▶ [SHORT PROBLEM]:
The records below must be output exactly, without pictures.
-- START OF RECORDS PROVIDED --
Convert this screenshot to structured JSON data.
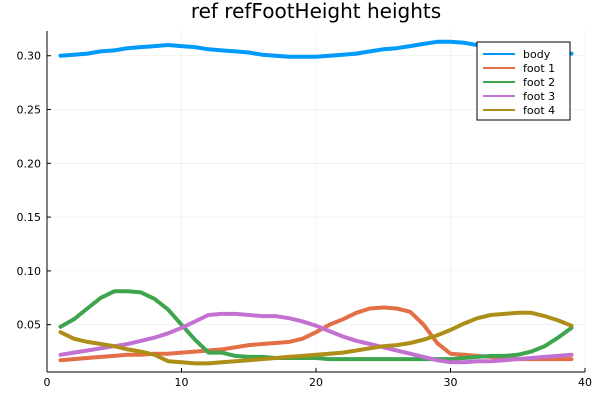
{
  "chart_data": {
    "type": "line",
    "title": "ref refFootHeight heights",
    "xlabel": "",
    "ylabel": "",
    "xlim": [
      0,
      40
    ],
    "ylim": [
      0.006,
      0.323
    ],
    "xticks": [
      0,
      10,
      20,
      30,
      40
    ],
    "yticks": [
      0.05,
      0.1,
      0.15,
      0.2,
      0.25,
      0.3
    ],
    "ytick_labels": [
      "0.05",
      "0.10",
      "0.15",
      "0.20",
      "0.25",
      "0.30"
    ],
    "grid": true,
    "legend": "top-right",
    "x": [
      1,
      2,
      3,
      4,
      5,
      6,
      7,
      8,
      9,
      10,
      11,
      12,
      13,
      14,
      15,
      16,
      17,
      18,
      19,
      20,
      21,
      22,
      23,
      24,
      25,
      26,
      27,
      28,
      29,
      30,
      31,
      32,
      33,
      34,
      35,
      36,
      37,
      38,
      39
    ],
    "series": [
      {
        "name": "body",
        "color": "#009AFA",
        "values": [
          0.3,
          0.301,
          0.302,
          0.304,
          0.305,
          0.307,
          0.308,
          0.309,
          0.31,
          0.309,
          0.308,
          0.306,
          0.305,
          0.304,
          0.303,
          0.301,
          0.3,
          0.299,
          0.299,
          0.299,
          0.3,
          0.301,
          0.302,
          0.304,
          0.306,
          0.307,
          0.309,
          0.311,
          0.313,
          0.313,
          0.312,
          0.31,
          0.308,
          0.306,
          0.305,
          0.304,
          0.303,
          0.302,
          0.302
        ]
      },
      {
        "name": "foot 1",
        "color": "#E36F47",
        "values": [
          0.017,
          0.018,
          0.019,
          0.02,
          0.021,
          0.022,
          0.022,
          0.023,
          0.023,
          0.024,
          0.025,
          0.026,
          0.027,
          0.029,
          0.031,
          0.032,
          0.033,
          0.034,
          0.037,
          0.043,
          0.05,
          0.055,
          0.061,
          0.065,
          0.066,
          0.065,
          0.062,
          0.05,
          0.033,
          0.023,
          0.022,
          0.021,
          0.02,
          0.019,
          0.018,
          0.018,
          0.018,
          0.018,
          0.018
        ]
      },
      {
        "name": "foot 2",
        "color": "#3EA44E",
        "values": [
          0.048,
          0.055,
          0.065,
          0.075,
          0.081,
          0.081,
          0.08,
          0.074,
          0.064,
          0.05,
          0.036,
          0.024,
          0.024,
          0.021,
          0.02,
          0.02,
          0.019,
          0.019,
          0.019,
          0.019,
          0.018,
          0.018,
          0.018,
          0.018,
          0.018,
          0.018,
          0.018,
          0.018,
          0.018,
          0.018,
          0.019,
          0.02,
          0.021,
          0.021,
          0.022,
          0.025,
          0.03,
          0.038,
          0.047
        ]
      },
      {
        "name": "foot 3",
        "color": "#C271D2",
        "values": [
          0.022,
          0.024,
          0.026,
          0.028,
          0.03,
          0.032,
          0.035,
          0.038,
          0.042,
          0.047,
          0.053,
          0.059,
          0.06,
          0.06,
          0.059,
          0.058,
          0.058,
          0.056,
          0.053,
          0.049,
          0.044,
          0.039,
          0.035,
          0.032,
          0.029,
          0.026,
          0.023,
          0.02,
          0.017,
          0.015,
          0.015,
          0.016,
          0.016,
          0.017,
          0.018,
          0.019,
          0.02,
          0.021,
          0.022
        ]
      },
      {
        "name": "foot 4",
        "color": "#AC8E18",
        "values": [
          0.043,
          0.037,
          0.034,
          0.032,
          0.03,
          0.027,
          0.025,
          0.022,
          0.016,
          0.015,
          0.014,
          0.014,
          0.015,
          0.016,
          0.017,
          0.018,
          0.019,
          0.02,
          0.021,
          0.022,
          0.023,
          0.024,
          0.026,
          0.028,
          0.03,
          0.031,
          0.033,
          0.036,
          0.04,
          0.045,
          0.051,
          0.056,
          0.059,
          0.06,
          0.061,
          0.061,
          0.058,
          0.054,
          0.049
        ]
      }
    ]
  }
}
-- END OF RECORDS PROVIDED --
▶ [REPLY]:
Convert this screenshot to structured JSON data.
{
  "chart_data": {
    "type": "line",
    "title": "ref refFootHeight heights",
    "xlabel": "",
    "ylabel": "",
    "xlim": [
      0,
      40
    ],
    "ylim": [
      0.006,
      0.323
    ],
    "xticks": [
      0,
      10,
      20,
      30,
      40
    ],
    "yticks": [
      0.05,
      0.1,
      0.15,
      0.2,
      0.25,
      0.3
    ],
    "ytick_labels": [
      "0.05",
      "0.10",
      "0.15",
      "0.20",
      "0.25",
      "0.30"
    ],
    "grid": true,
    "legend": "top-right",
    "x": [
      1,
      2,
      3,
      4,
      5,
      6,
      7,
      8,
      9,
      10,
      11,
      12,
      13,
      14,
      15,
      16,
      17,
      18,
      19,
      20,
      21,
      22,
      23,
      24,
      25,
      26,
      27,
      28,
      29,
      30,
      31,
      32,
      33,
      34,
      35,
      36,
      37,
      38,
      39
    ],
    "series": [
      {
        "name": "body",
        "color": "#009AFA",
        "values": [
          0.3,
          0.301,
          0.302,
          0.304,
          0.305,
          0.307,
          0.308,
          0.309,
          0.31,
          0.309,
          0.308,
          0.306,
          0.305,
          0.304,
          0.303,
          0.301,
          0.3,
          0.299,
          0.299,
          0.299,
          0.3,
          0.301,
          0.302,
          0.304,
          0.306,
          0.307,
          0.309,
          0.311,
          0.313,
          0.313,
          0.312,
          0.31,
          0.308,
          0.306,
          0.305,
          0.304,
          0.303,
          0.302,
          0.302
        ]
      },
      {
        "name": "foot 1",
        "color": "#E36F47",
        "values": [
          0.017,
          0.018,
          0.019,
          0.02,
          0.021,
          0.022,
          0.022,
          0.023,
          0.023,
          0.024,
          0.025,
          0.026,
          0.027,
          0.029,
          0.031,
          0.032,
          0.033,
          0.034,
          0.037,
          0.043,
          0.05,
          0.055,
          0.061,
          0.065,
          0.066,
          0.065,
          0.062,
          0.05,
          0.033,
          0.023,
          0.022,
          0.021,
          0.02,
          0.019,
          0.018,
          0.018,
          0.018,
          0.018,
          0.018
        ]
      },
      {
        "name": "foot 2",
        "color": "#3EA44E",
        "values": [
          0.048,
          0.055,
          0.065,
          0.075,
          0.081,
          0.081,
          0.08,
          0.074,
          0.064,
          0.05,
          0.036,
          0.024,
          0.024,
          0.021,
          0.02,
          0.02,
          0.019,
          0.019,
          0.019,
          0.019,
          0.018,
          0.018,
          0.018,
          0.018,
          0.018,
          0.018,
          0.018,
          0.018,
          0.018,
          0.018,
          0.019,
          0.02,
          0.021,
          0.021,
          0.022,
          0.025,
          0.03,
          0.038,
          0.047
        ]
      },
      {
        "name": "foot 3",
        "color": "#C271D2",
        "values": [
          0.022,
          0.024,
          0.026,
          0.028,
          0.03,
          0.032,
          0.035,
          0.038,
          0.042,
          0.047,
          0.053,
          0.059,
          0.06,
          0.06,
          0.059,
          0.058,
          0.058,
          0.056,
          0.053,
          0.049,
          0.044,
          0.039,
          0.035,
          0.032,
          0.029,
          0.026,
          0.023,
          0.02,
          0.017,
          0.015,
          0.015,
          0.016,
          0.016,
          0.017,
          0.018,
          0.019,
          0.02,
          0.021,
          0.022
        ]
      },
      {
        "name": "foot 4",
        "color": "#AC8E18",
        "values": [
          0.043,
          0.037,
          0.034,
          0.032,
          0.03,
          0.027,
          0.025,
          0.022,
          0.016,
          0.015,
          0.014,
          0.014,
          0.015,
          0.016,
          0.017,
          0.018,
          0.019,
          0.02,
          0.021,
          0.022,
          0.023,
          0.024,
          0.026,
          0.028,
          0.03,
          0.031,
          0.033,
          0.036,
          0.04,
          0.045,
          0.051,
          0.056,
          0.059,
          0.06,
          0.061,
          0.061,
          0.058,
          0.054,
          0.049
        ]
      }
    ]
  }
}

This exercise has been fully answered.